Determine how many lines include the string "JSON". Output that number only.

RECORDS PROVIDED:
════

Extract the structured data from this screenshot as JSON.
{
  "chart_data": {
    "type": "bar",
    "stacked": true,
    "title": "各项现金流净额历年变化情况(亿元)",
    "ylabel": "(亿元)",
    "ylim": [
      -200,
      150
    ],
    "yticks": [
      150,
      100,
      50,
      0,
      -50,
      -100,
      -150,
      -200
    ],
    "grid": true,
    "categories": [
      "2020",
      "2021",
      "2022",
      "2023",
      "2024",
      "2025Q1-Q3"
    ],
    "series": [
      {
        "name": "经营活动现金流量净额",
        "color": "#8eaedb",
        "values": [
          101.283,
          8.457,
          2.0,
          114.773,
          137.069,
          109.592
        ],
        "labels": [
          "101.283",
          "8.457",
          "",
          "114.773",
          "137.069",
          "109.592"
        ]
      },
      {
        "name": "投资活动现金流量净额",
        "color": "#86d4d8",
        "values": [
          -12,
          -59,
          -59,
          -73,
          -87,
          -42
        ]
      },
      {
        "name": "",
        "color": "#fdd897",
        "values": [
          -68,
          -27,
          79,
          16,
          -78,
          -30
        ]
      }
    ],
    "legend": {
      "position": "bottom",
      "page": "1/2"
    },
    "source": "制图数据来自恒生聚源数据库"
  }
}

════

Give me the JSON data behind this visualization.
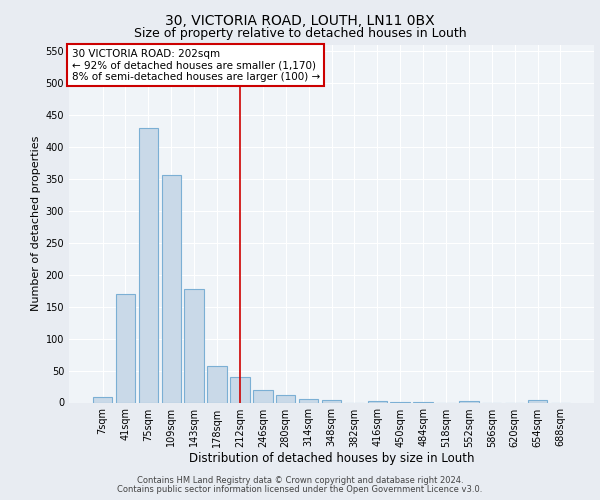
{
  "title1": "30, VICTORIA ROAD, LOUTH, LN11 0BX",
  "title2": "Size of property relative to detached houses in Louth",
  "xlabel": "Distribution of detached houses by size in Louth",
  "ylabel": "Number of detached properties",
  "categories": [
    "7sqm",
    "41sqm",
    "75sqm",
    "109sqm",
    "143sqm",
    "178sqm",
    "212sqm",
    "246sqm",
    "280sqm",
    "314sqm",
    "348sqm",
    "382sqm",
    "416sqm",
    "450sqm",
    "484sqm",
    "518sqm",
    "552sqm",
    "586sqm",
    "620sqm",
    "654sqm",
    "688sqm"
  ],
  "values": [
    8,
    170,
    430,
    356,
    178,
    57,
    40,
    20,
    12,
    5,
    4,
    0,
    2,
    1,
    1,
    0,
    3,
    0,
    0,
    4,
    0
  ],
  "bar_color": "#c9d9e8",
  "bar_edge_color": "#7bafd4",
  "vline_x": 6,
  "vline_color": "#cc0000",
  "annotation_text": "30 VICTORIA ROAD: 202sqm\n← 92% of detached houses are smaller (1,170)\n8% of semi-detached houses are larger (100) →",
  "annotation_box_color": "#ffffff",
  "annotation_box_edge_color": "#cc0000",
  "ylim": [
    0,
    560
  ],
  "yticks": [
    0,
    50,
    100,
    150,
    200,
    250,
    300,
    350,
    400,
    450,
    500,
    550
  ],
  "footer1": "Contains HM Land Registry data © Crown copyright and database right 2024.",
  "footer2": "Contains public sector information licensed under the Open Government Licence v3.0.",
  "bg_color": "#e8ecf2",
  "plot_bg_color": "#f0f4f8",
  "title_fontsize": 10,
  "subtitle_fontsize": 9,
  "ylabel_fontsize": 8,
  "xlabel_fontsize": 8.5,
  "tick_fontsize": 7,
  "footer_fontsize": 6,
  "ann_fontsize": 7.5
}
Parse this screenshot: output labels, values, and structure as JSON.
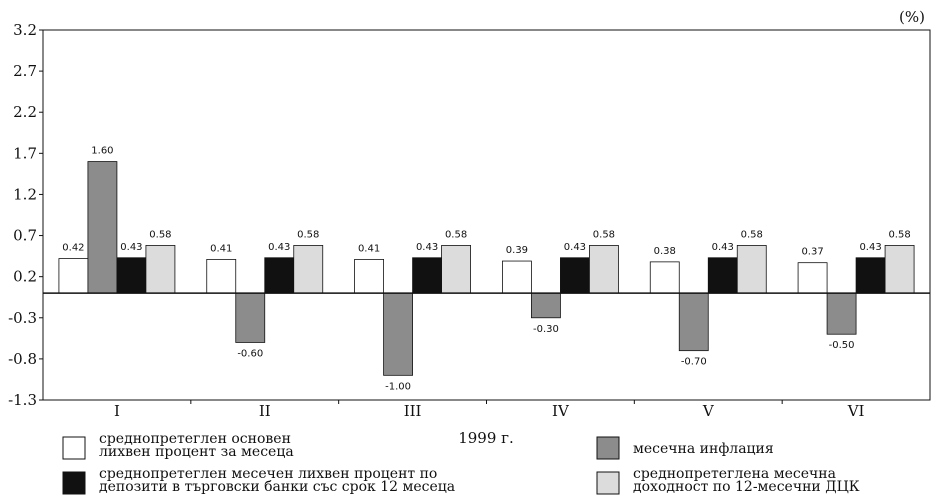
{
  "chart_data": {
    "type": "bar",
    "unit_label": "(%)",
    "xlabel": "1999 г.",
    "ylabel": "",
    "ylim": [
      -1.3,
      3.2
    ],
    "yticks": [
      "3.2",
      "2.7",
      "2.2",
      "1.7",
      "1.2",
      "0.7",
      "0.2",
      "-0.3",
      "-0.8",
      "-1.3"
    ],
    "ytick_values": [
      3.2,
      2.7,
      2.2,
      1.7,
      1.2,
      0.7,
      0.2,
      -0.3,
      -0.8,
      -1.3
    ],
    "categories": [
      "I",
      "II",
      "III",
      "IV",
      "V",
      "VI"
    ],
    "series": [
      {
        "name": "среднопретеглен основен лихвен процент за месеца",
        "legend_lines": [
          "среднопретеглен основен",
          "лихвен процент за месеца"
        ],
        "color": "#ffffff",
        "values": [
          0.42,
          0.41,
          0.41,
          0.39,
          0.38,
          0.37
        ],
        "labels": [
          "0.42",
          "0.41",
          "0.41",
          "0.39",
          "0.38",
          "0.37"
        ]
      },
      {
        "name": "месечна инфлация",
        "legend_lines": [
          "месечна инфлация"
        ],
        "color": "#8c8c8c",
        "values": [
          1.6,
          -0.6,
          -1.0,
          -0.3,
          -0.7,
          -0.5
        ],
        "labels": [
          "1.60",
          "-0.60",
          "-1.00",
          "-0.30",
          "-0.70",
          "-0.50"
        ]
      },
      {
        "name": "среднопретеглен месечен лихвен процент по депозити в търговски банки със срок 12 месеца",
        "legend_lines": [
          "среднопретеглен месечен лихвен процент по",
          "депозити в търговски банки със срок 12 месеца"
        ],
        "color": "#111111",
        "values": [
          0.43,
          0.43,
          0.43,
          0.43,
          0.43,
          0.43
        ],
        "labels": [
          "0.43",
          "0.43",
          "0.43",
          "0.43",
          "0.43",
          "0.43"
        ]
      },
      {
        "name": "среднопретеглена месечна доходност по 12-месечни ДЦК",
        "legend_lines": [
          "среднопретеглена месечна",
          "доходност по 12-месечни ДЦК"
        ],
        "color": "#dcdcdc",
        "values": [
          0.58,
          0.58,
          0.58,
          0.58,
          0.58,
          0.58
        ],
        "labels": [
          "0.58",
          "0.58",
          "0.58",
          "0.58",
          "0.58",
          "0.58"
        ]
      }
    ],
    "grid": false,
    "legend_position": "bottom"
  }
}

════

WORKED ANSWER: 3